| Instructions for the task |
Transcribe the records that follow. Keep every word exactly, and drop the pictures.

[Collected data entries]
● ● ● ● ●

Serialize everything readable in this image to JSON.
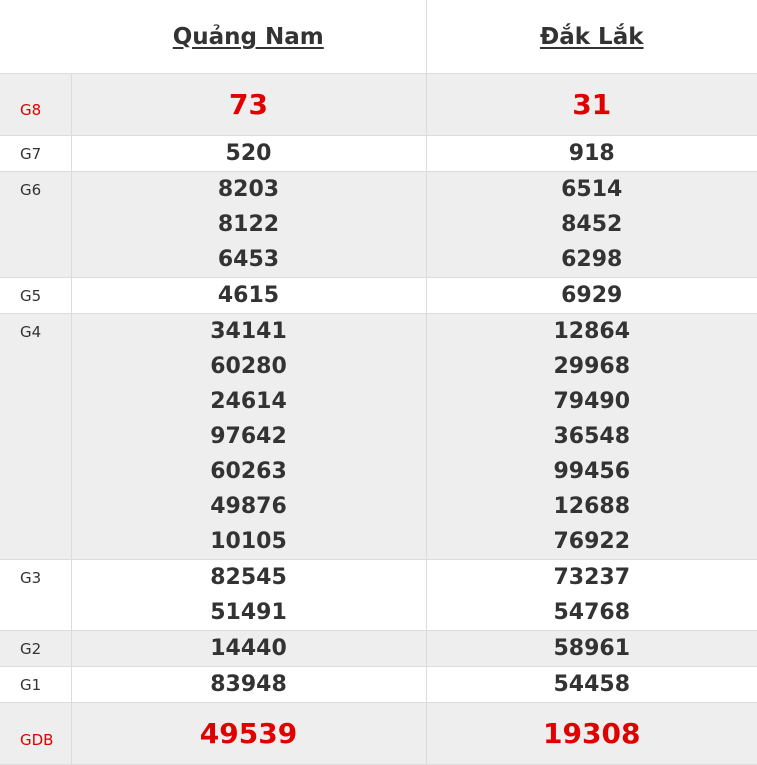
{
  "provinces": [
    "Quảng Nam",
    "Đắk Lắk"
  ],
  "prizes": [
    {
      "label": "G8",
      "values": [
        [
          "73"
        ],
        [
          "31"
        ]
      ]
    },
    {
      "label": "G7",
      "values": [
        [
          "520"
        ],
        [
          "918"
        ]
      ]
    },
    {
      "label": "G6",
      "values": [
        [
          "8203",
          "8122",
          "6453"
        ],
        [
          "6514",
          "8452",
          "6298"
        ]
      ]
    },
    {
      "label": "G5",
      "values": [
        [
          "4615"
        ],
        [
          "6929"
        ]
      ]
    },
    {
      "label": "G4",
      "values": [
        [
          "34141",
          "60280",
          "24614",
          "97642",
          "60263",
          "49876",
          "10105"
        ],
        [
          "12864",
          "29968",
          "79490",
          "36548",
          "99456",
          "12688",
          "76922"
        ]
      ]
    },
    {
      "label": "G3",
      "values": [
        [
          "82545",
          "51491"
        ],
        [
          "73237",
          "54768"
        ]
      ]
    },
    {
      "label": "G2",
      "values": [
        [
          "14440"
        ],
        [
          "58961"
        ]
      ]
    },
    {
      "label": "G1",
      "values": [
        [
          "83948"
        ],
        [
          "54458"
        ]
      ]
    },
    {
      "label": "GDB",
      "values": [
        [
          "49539"
        ],
        [
          "19308"
        ]
      ]
    }
  ],
  "colors": {
    "highlight": "#e00000",
    "text": "#333333",
    "shade": "#eeeeee",
    "border": "#dcdcdc"
  }
}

● ● ● ● ●

| Output for this exercise |
Serialize everything readable in this image to JSON.
{
  "provinces": [
    "Quảng Nam",
    "Đắk Lắk"
  ],
  "prizes": [
    {
      "label": "G8",
      "values": [
        [
          "73"
        ],
        [
          "31"
        ]
      ]
    },
    {
      "label": "G7",
      "values": [
        [
          "520"
        ],
        [
          "918"
        ]
      ]
    },
    {
      "label": "G6",
      "values": [
        [
          "8203",
          "8122",
          "6453"
        ],
        [
          "6514",
          "8452",
          "6298"
        ]
      ]
    },
    {
      "label": "G5",
      "values": [
        [
          "4615"
        ],
        [
          "6929"
        ]
      ]
    },
    {
      "label": "G4",
      "values": [
        [
          "34141",
          "60280",
          "24614",
          "97642",
          "60263",
          "49876",
          "10105"
        ],
        [
          "12864",
          "29968",
          "79490",
          "36548",
          "99456",
          "12688",
          "76922"
        ]
      ]
    },
    {
      "label": "G3",
      "values": [
        [
          "82545",
          "51491"
        ],
        [
          "73237",
          "54768"
        ]
      ]
    },
    {
      "label": "G2",
      "values": [
        [
          "14440"
        ],
        [
          "58961"
        ]
      ]
    },
    {
      "label": "G1",
      "values": [
        [
          "83948"
        ],
        [
          "54458"
        ]
      ]
    },
    {
      "label": "GDB",
      "values": [
        [
          "49539"
        ],
        [
          "19308"
        ]
      ]
    }
  ],
  "colors": {
    "highlight": "#e00000",
    "text": "#333333",
    "shade": "#eeeeee",
    "border": "#dcdcdc"
  }
}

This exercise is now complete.